## start

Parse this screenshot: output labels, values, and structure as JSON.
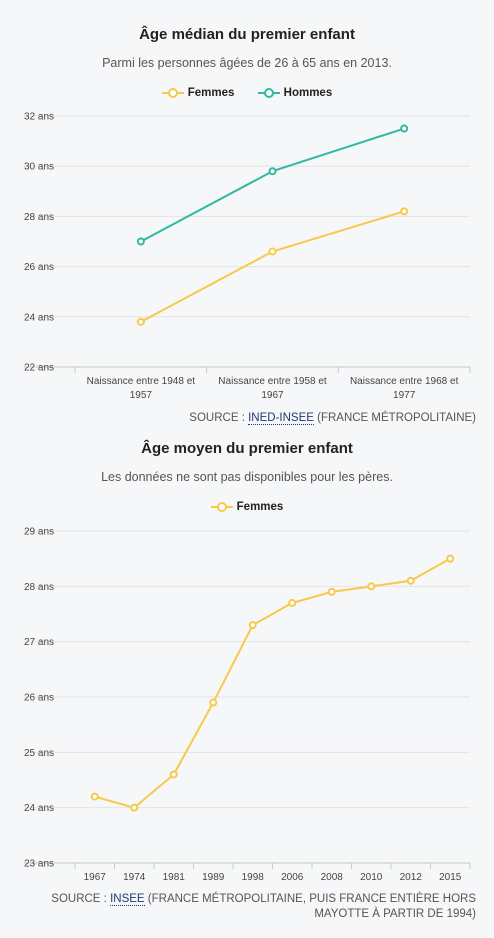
{
  "chart_data": [
    {
      "type": "line",
      "title": "Âge médian du premier enfant",
      "subtitle": "Parmi les personnes âgées de 26 à 65 ans en 2013.",
      "categories": [
        "Naissance entre 1948 et 1957",
        "Naissance entre 1958 et 1967",
        "Naissance entre 1968 et 1977"
      ],
      "y_ticks": [
        "22 ans",
        "24 ans",
        "26 ans",
        "28 ans",
        "30 ans",
        "32 ans"
      ],
      "ylim": [
        22,
        32
      ],
      "series": [
        {
          "name": "Femmes",
          "color": "#f7c94a",
          "values": [
            23.8,
            26.6,
            28.2
          ]
        },
        {
          "name": "Hommes",
          "color": "#2fb9a3",
          "values": [
            27.0,
            29.8,
            31.5
          ]
        }
      ],
      "grid": "horizontal",
      "legend": "top-center",
      "source_prefix": "SOURCE : ",
      "source_link": "INED-INSEE",
      "source_suffix": " (FRANCE MÉTROPOLITAINE)"
    },
    {
      "type": "line",
      "title": "Âge moyen du premier enfant",
      "subtitle": "Les données ne sont pas disponibles pour les pères.",
      "categories": [
        "1967",
        "1974",
        "1981",
        "1989",
        "1998",
        "2006",
        "2008",
        "2010",
        "2012",
        "2015"
      ],
      "y_ticks": [
        "23 ans",
        "24 ans",
        "25 ans",
        "26 ans",
        "27 ans",
        "28 ans",
        "29 ans"
      ],
      "ylim": [
        23,
        29
      ],
      "series": [
        {
          "name": "Femmes",
          "color": "#f7c94a",
          "values": [
            24.2,
            24.0,
            24.6,
            25.9,
            27.3,
            27.7,
            27.9,
            28.0,
            28.1,
            28.5
          ]
        }
      ],
      "grid": "horizontal",
      "legend": "top-center",
      "source_prefix": "SOURCE : ",
      "source_link": "INSEE",
      "source_suffix_line1": " (FRANCE MÉTROPOLITAINE, PUIS FRANCE ENTIÈRE HORS",
      "source_suffix_line2": "MAYOTTE À PARTIR DE 1994)"
    }
  ]
}
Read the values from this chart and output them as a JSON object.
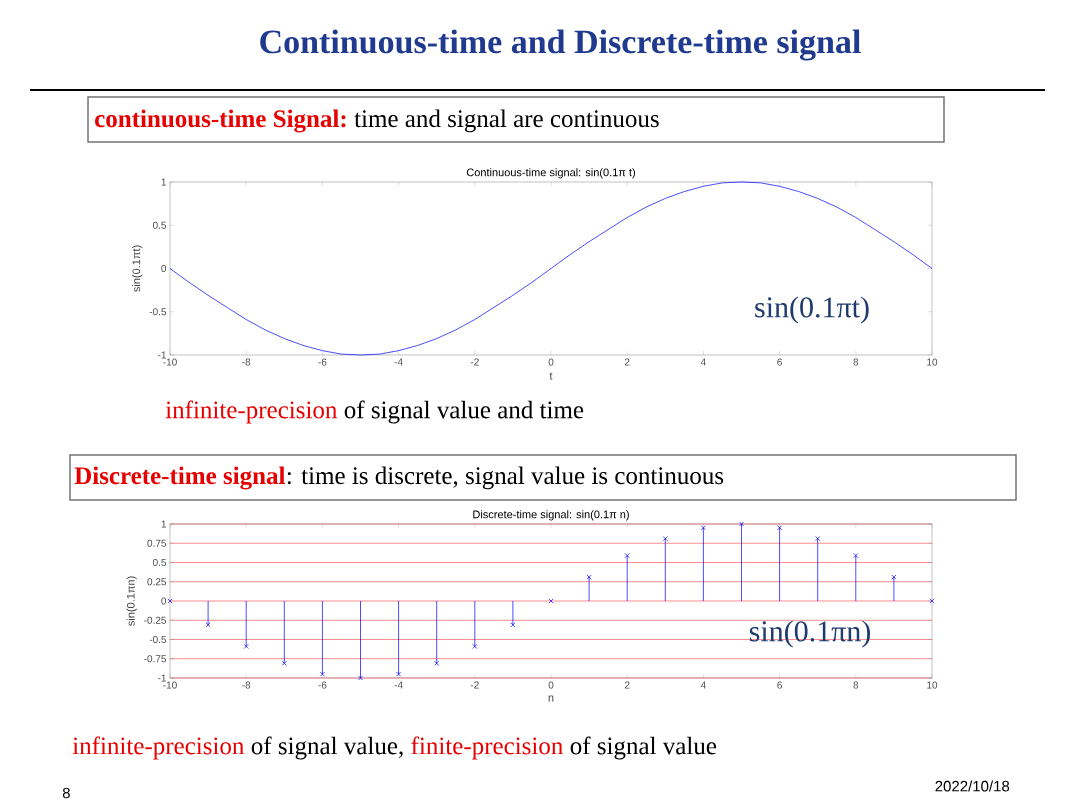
{
  "chart_data": [
    {
      "type": "line",
      "title": "Continuous-time signal: sin(0.1π t)",
      "xlabel": "t",
      "ylabel": "sin(0.1πt)",
      "color": "#0000ff",
      "x": [
        -10,
        -9.5,
        -9,
        -8.5,
        -8,
        -7.5,
        -7,
        -6.5,
        -6,
        -5.5,
        -5,
        -4.5,
        -4,
        -3.5,
        -3,
        -2.5,
        -2,
        -1.5,
        -1,
        -0.5,
        0,
        0.5,
        1,
        1.5,
        2,
        2.5,
        3,
        3.5,
        4,
        4.5,
        5,
        5.5,
        6,
        6.5,
        7,
        7.5,
        8,
        8.5,
        9,
        9.5,
        10
      ],
      "values": [
        0,
        -0.16,
        -0.31,
        -0.45,
        -0.59,
        -0.71,
        -0.81,
        -0.89,
        -0.95,
        -0.99,
        -1,
        -0.99,
        -0.95,
        -0.89,
        -0.81,
        -0.71,
        -0.59,
        -0.45,
        -0.31,
        -0.16,
        0,
        0.16,
        0.31,
        0.45,
        0.59,
        0.71,
        0.81,
        0.89,
        0.95,
        0.99,
        1,
        0.99,
        0.95,
        0.89,
        0.81,
        0.71,
        0.59,
        0.45,
        0.31,
        0.16,
        0
      ],
      "xlim": [
        -10,
        10
      ],
      "ylim": [
        -1,
        1
      ],
      "xticks": [
        -10,
        -8,
        -6,
        -4,
        -2,
        0,
        2,
        4,
        6,
        8,
        10
      ],
      "yticks": [
        -1,
        -0.5,
        0,
        0.5,
        1
      ],
      "annotations": [
        "Continuous-time and Discrete-time signal",
        "continuous-time Signal:",
        "time and signal are continuous",
        "sin(0.1πt)",
        "infinite-precision",
        "of signal value and time"
      ]
    },
    {
      "type": "lollipop",
      "title": "Discrete-time signal: sin(0.1π n)",
      "xlabel": "n",
      "ylabel": "sin(0.1πn)",
      "color": "#0000ff",
      "marker": "cross",
      "grid": "y",
      "x": [
        -10,
        -9,
        -8,
        -7,
        -6,
        -5,
        -4,
        -3,
        -2,
        -1,
        0,
        1,
        2,
        3,
        4,
        5,
        6,
        7,
        8,
        9,
        10
      ],
      "values": [
        0,
        -0.31,
        -0.59,
        -0.81,
        -0.95,
        -1,
        -0.95,
        -0.81,
        -0.59,
        -0.31,
        0,
        0.31,
        0.59,
        0.81,
        0.95,
        1,
        0.95,
        0.81,
        0.59,
        0.31,
        0
      ],
      "xlim": [
        -10,
        10
      ],
      "ylim": [
        -1,
        1
      ],
      "xticks": [
        -10,
        -8,
        -6,
        -4,
        -2,
        0,
        2,
        4,
        6,
        8,
        10
      ],
      "yticks": [
        -1,
        -0.75,
        -0.5,
        -0.25,
        0,
        0.25,
        0.5,
        0.75,
        1
      ],
      "annotations": [
        "Discrete-time signal",
        ": time is discrete, signal value is continuous",
        "sin(0.1πn)",
        "infinite-precision",
        "of signal value,",
        "finite-precision",
        "of signal value",
        "8",
        "2022/10/18"
      ]
    }
  ]
}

## end

# Stated task
Pictures in the data above should not be copied; transcribe everything else exactly.

# Output for this task
Parse this screenshot: output labels, values, and structure as JSON.
{
  "chart_data": [
    {
      "type": "line",
      "title": "Âge médian du premier enfant",
      "subtitle": "Parmi les personnes âgées de 26 à 65 ans en 2013.",
      "categories": [
        "Naissance entre 1948 et 1957",
        "Naissance entre 1958 et 1967",
        "Naissance entre 1968 et 1977"
      ],
      "y_ticks": [
        "22 ans",
        "24 ans",
        "26 ans",
        "28 ans",
        "30 ans",
        "32 ans"
      ],
      "ylim": [
        22,
        32
      ],
      "series": [
        {
          "name": "Femmes",
          "color": "#f7c94a",
          "values": [
            23.8,
            26.6,
            28.2
          ]
        },
        {
          "name": "Hommes",
          "color": "#2fb9a3",
          "values": [
            27.0,
            29.8,
            31.5
          ]
        }
      ],
      "grid": "horizontal",
      "legend": "top-center",
      "source_prefix": "SOURCE : ",
      "source_link": "INED-INSEE",
      "source_suffix": " (FRANCE MÉTROPOLITAINE)"
    },
    {
      "type": "line",
      "title": "Âge moyen du premier enfant",
      "subtitle": "Les données ne sont pas disponibles pour les pères.",
      "categories": [
        "1967",
        "1974",
        "1981",
        "1989",
        "1998",
        "2006",
        "2008",
        "2010",
        "2012",
        "2015"
      ],
      "y_ticks": [
        "23 ans",
        "24 ans",
        "25 ans",
        "26 ans",
        "27 ans",
        "28 ans",
        "29 ans"
      ],
      "ylim": [
        23,
        29
      ],
      "series": [
        {
          "name": "Femmes",
          "color": "#f7c94a",
          "values": [
            24.2,
            24.0,
            24.6,
            25.9,
            27.3,
            27.7,
            27.9,
            28.0,
            28.1,
            28.5
          ]
        }
      ],
      "grid": "horizontal",
      "legend": "top-center",
      "source_prefix": "SOURCE : ",
      "source_link": "INSEE",
      "source_suffix_line1": " (FRANCE MÉTROPOLITAINE, PUIS FRANCE ENTIÈRE HORS",
      "source_suffix_line2": "MAYOTTE À PARTIR DE 1994)"
    }
  ]
}
Read the values from this chart and output them as a JSON object.
{
  "chart_data": [
    {
      "type": "line",
      "title": "Continuous-time signal: sin(0.1π t)",
      "xlabel": "t",
      "ylabel": "sin(0.1πt)",
      "color": "#0000ff",
      "x": [
        -10,
        -9.5,
        -9,
        -8.5,
        -8,
        -7.5,
        -7,
        -6.5,
        -6,
        -5.5,
        -5,
        -4.5,
        -4,
        -3.5,
        -3,
        -2.5,
        -2,
        -1.5,
        -1,
        -0.5,
        0,
        0.5,
        1,
        1.5,
        2,
        2.5,
        3,
        3.5,
        4,
        4.5,
        5,
        5.5,
        6,
        6.5,
        7,
        7.5,
        8,
        8.5,
        9,
        9.5,
        10
      ],
      "values": [
        0,
        -0.16,
        -0.31,
        -0.45,
        -0.59,
        -0.71,
        -0.81,
        -0.89,
        -0.95,
        -0.99,
        -1,
        -0.99,
        -0.95,
        -0.89,
        -0.81,
        -0.71,
        -0.59,
        -0.45,
        -0.31,
        -0.16,
        0,
        0.16,
        0.31,
        0.45,
        0.59,
        0.71,
        0.81,
        0.89,
        0.95,
        0.99,
        1,
        0.99,
        0.95,
        0.89,
        0.81,
        0.71,
        0.59,
        0.45,
        0.31,
        0.16,
        0
      ],
      "xlim": [
        -10,
        10
      ],
      "ylim": [
        -1,
        1
      ],
      "xticks": [
        -10,
        -8,
        -6,
        -4,
        -2,
        0,
        2,
        4,
        6,
        8,
        10
      ],
      "yticks": [
        -1,
        -0.5,
        0,
        0.5,
        1
      ],
      "annotations": [
        "Continuous-time and Discrete-time signal",
        "continuous-time Signal:",
        "time and signal are continuous",
        "sin(0.1πt)",
        "infinite-precision",
        "of signal value and time"
      ]
    },
    {
      "type": "lollipop",
      "title": "Discrete-time signal: sin(0.1π n)",
      "xlabel": "n",
      "ylabel": "sin(0.1πn)",
      "color": "#0000ff",
      "marker": "cross",
      "grid": "y",
      "x": [
        -10,
        -9,
        -8,
        -7,
        -6,
        -5,
        -4,
        -3,
        -2,
        -1,
        0,
        1,
        2,
        3,
        4,
        5,
        6,
        7,
        8,
        9,
        10
      ],
      "values": [
        0,
        -0.31,
        -0.59,
        -0.81,
        -0.95,
        -1,
        -0.95,
        -0.81,
        -0.59,
        -0.31,
        0,
        0.31,
        0.59,
        0.81,
        0.95,
        1,
        0.95,
        0.81,
        0.59,
        0.31,
        0
      ],
      "xlim": [
        -10,
        10
      ],
      "ylim": [
        -1,
        1
      ],
      "xticks": [
        -10,
        -8,
        -6,
        -4,
        -2,
        0,
        2,
        4,
        6,
        8,
        10
      ],
      "yticks": [
        -1,
        -0.75,
        -0.5,
        -0.25,
        0,
        0.25,
        0.5,
        0.75,
        1
      ],
      "annotations": [
        "Discrete-time signal",
        ": time is discrete, signal value is continuous",
        "sin(0.1πn)",
        "infinite-precision",
        "of signal value,",
        "finite-precision",
        "of signal value",
        "8",
        "2022/10/18"
      ]
    }
  ]
}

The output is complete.